DATA PROVIDED:
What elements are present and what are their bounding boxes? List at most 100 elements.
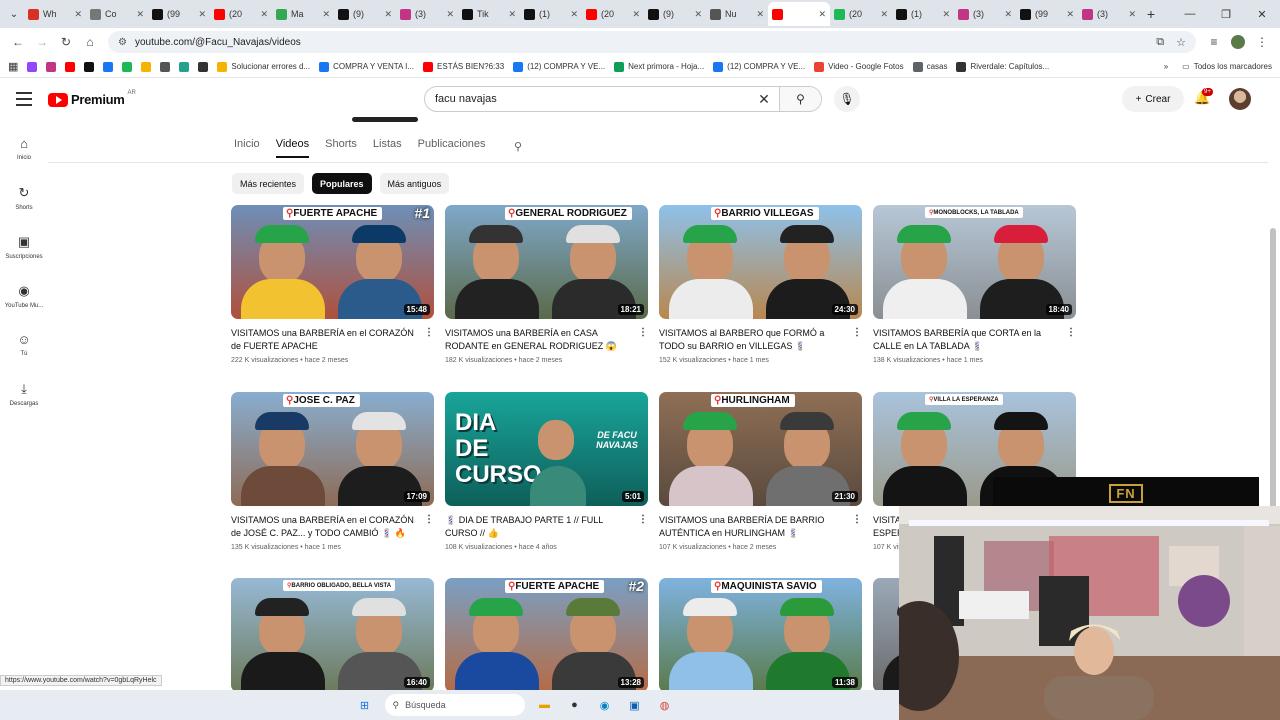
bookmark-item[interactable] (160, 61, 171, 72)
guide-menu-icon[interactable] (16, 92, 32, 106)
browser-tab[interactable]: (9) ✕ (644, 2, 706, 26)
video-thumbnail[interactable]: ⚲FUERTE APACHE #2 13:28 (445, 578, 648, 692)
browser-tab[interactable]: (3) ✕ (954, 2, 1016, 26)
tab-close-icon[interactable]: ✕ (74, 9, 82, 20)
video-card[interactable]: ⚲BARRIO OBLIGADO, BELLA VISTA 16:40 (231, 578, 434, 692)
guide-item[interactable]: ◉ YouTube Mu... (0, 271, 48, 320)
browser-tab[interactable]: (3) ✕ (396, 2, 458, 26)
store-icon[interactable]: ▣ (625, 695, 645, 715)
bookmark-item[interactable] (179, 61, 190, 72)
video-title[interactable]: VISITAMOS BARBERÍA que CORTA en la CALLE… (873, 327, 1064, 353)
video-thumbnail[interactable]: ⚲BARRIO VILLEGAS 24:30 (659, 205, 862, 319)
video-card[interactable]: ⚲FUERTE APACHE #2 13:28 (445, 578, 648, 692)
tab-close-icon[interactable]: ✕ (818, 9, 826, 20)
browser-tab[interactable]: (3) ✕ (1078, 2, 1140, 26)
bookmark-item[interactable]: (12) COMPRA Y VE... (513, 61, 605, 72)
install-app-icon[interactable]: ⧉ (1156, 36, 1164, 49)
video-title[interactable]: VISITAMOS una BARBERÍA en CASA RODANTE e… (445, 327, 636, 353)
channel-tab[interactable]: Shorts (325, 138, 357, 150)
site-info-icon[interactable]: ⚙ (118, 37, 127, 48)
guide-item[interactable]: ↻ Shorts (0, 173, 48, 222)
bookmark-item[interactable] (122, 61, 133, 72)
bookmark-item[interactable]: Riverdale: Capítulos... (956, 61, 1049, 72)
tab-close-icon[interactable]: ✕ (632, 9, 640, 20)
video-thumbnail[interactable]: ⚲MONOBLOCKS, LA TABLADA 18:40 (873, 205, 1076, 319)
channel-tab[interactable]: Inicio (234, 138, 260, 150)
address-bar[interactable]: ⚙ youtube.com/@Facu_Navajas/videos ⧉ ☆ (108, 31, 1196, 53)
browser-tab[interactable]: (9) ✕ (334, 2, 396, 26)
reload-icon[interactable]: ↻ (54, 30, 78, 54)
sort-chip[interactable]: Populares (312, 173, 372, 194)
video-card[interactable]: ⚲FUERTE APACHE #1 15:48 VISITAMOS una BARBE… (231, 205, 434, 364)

WHAT TO PRODUCE:
Copy every line of the data above word for word, but leave out the picture.

REPLY:
What elements are present and what are their bounding boxes? List at most 100 elements.
bookmark-item[interactable] (160, 61, 171, 72)
guide-menu-icon[interactable] (16, 92, 32, 106)
browser-tab[interactable]: (9) ✕ (644, 2, 706, 26)
video-thumbnail[interactable]: ⚲FUERTE APACHE #2 13:28 (445, 578, 648, 692)
browser-tab[interactable]: (3) ✕ (954, 2, 1016, 26)
tab-close-icon[interactable]: ✕ (74, 9, 82, 20)
video-card[interactable]: ⚲BARRIO OBLIGADO, BELLA VISTA 16:40 (231, 578, 434, 692)
guide-item[interactable]: ◉ YouTube Mu... (0, 271, 48, 320)
browser-tab[interactable]: (3) ✕ (396, 2, 458, 26)
store-icon[interactable]: ▣ (625, 695, 645, 715)
bookmark-item[interactable] (179, 61, 190, 72)
video-title[interactable]: VISITAMOS BARBERÍA que CORTA en la CALLE… (873, 327, 1064, 353)
video-thumbnail[interactable]: ⚲BARRIO VILLEGAS 24:30 (659, 205, 862, 319)
video-card[interactable]: ⚲FUERTE APACHE #2 13:28 (445, 578, 648, 692)
tab-close-icon[interactable]: ✕ (818, 9, 826, 20)
browser-tab[interactable]: (3) ✕ (1078, 2, 1140, 26)
bookmark-item[interactable]: (12) COMPRA Y VE... (513, 61, 605, 72)
install-app-icon[interactable]: ⧉ (1156, 36, 1164, 49)
video-title[interactable]: VISITAMOS una BARBERÍA en CASA RODANTE e… (445, 327, 636, 353)
channel-tab[interactable]: Shorts (325, 138, 357, 150)
site-info-icon[interactable]: ⚙ (118, 37, 127, 48)
guide-item[interactable]: ↻ Shorts (0, 173, 48, 222)
bookmark-item[interactable] (122, 61, 133, 72)
bookmark-item[interactable]: Riverdale: Capítulos... (956, 61, 1049, 72)
tab-close-icon[interactable]: ✕ (632, 9, 640, 20)
video-thumbnail[interactable]: ⚲MONOBLOCKS, LA TABLADA 18:40 (873, 205, 1076, 319)
channel-tab[interactable]: Inicio (234, 138, 260, 150)
address-bar[interactable]: ⚙ youtube.com/@Facu_Navajas/videos ⧉ ☆ (108, 31, 1196, 53)
browser-tab[interactable]: (9) ✕ (334, 2, 396, 26)
reload-icon[interactable]: ↻ (54, 30, 78, 54)
sort-chip[interactable]: Populares (312, 173, 372, 194)
video-card[interactable]: ⚲FUERTE APACHE #1 15:48 VISITAMOS una BARBE… (231, 205, 434, 364)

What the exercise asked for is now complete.